Request: Quote the entries that follow exactly, leaving none out.

Items from a dataset:
----

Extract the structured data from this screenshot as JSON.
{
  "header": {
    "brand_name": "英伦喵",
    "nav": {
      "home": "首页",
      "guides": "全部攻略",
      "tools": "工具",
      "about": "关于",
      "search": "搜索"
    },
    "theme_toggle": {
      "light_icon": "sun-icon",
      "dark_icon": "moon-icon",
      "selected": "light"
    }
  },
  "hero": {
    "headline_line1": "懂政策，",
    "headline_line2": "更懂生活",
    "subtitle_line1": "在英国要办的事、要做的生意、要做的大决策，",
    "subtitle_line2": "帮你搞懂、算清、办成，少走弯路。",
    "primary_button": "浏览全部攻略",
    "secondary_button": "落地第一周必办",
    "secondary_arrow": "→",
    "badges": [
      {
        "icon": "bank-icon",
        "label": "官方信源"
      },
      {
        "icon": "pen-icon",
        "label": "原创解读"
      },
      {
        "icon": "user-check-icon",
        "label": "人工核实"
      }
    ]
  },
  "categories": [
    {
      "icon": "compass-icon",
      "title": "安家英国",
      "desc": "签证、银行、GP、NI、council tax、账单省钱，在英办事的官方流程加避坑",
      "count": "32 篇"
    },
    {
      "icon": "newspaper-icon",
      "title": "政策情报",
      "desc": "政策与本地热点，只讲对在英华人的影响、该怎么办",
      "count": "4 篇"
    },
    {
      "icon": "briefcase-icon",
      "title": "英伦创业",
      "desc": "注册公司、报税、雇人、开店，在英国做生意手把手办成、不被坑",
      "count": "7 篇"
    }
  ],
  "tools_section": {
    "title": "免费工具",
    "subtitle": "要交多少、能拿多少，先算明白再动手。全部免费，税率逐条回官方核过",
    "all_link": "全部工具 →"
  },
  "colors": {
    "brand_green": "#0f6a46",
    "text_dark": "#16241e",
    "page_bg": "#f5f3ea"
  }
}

----

Exercise solution:
Extract the structured data from this screenshot as JSON.
{
  "header": {
    "brand_name": "英伦喵",
    "nav": {
      "home": "首页",
      "guides": "全部攻略",
      "tools": "工具",
      "about": "关于",
      "search": "搜索"
    },
    "theme_toggle": {
      "light_icon": "sun-icon",
      "dark_icon": "moon-icon",
      "selected": "light"
    }
  },
  "hero": {
    "headline_line1": "懂政策，",
    "headline_line2": "更懂生活",
    "subtitle_line1": "在英国要办的事、要做的生意、要做的大决策，",
    "subtitle_line2": "帮你搞懂、算清、办成，少走弯路。",
    "primary_button": "浏览全部攻略",
    "secondary_button": "落地第一周必办",
    "secondary_arrow": "→",
    "badges": [
      {
        "icon": "bank-icon",
        "label": "官方信源"
      },
      {
        "icon": "pen-icon",
        "label": "原创解读"
      },
      {
        "icon": "user-check-icon",
        "label": "人工核实"
      }
    ]
  },
  "categories": [
    {
      "icon": "compass-icon",
      "title": "安家英国",
      "desc": "签证、银行、GP、NI、council tax、账单省钱，在英办事的官方流程加避坑",
      "count": "32 篇"
    },
    {
      "icon": "newspaper-icon",
      "title": "政策情报",
      "desc": "政策与本地热点，只讲对在英华人的影响、该怎么办",
      "count": "4 篇"
    },
    {
      "icon": "briefcase-icon",
      "title": "英伦创业",
      "desc": "注册公司、报税、雇人、开店，在英国做生意手把手办成、不被坑",
      "count": "7 篇"
    }
  ],
  "tools_section": {
    "title": "免费工具",
    "subtitle": "要交多少、能拿多少，先算明白再动手。全部免费，税率逐条回官方核过",
    "all_link": "全部工具 →"
  },
  "colors": {
    "brand_green": "#0f6a46",
    "text_dark": "#16241e",
    "page_bg": "#f5f3ea"
  }
}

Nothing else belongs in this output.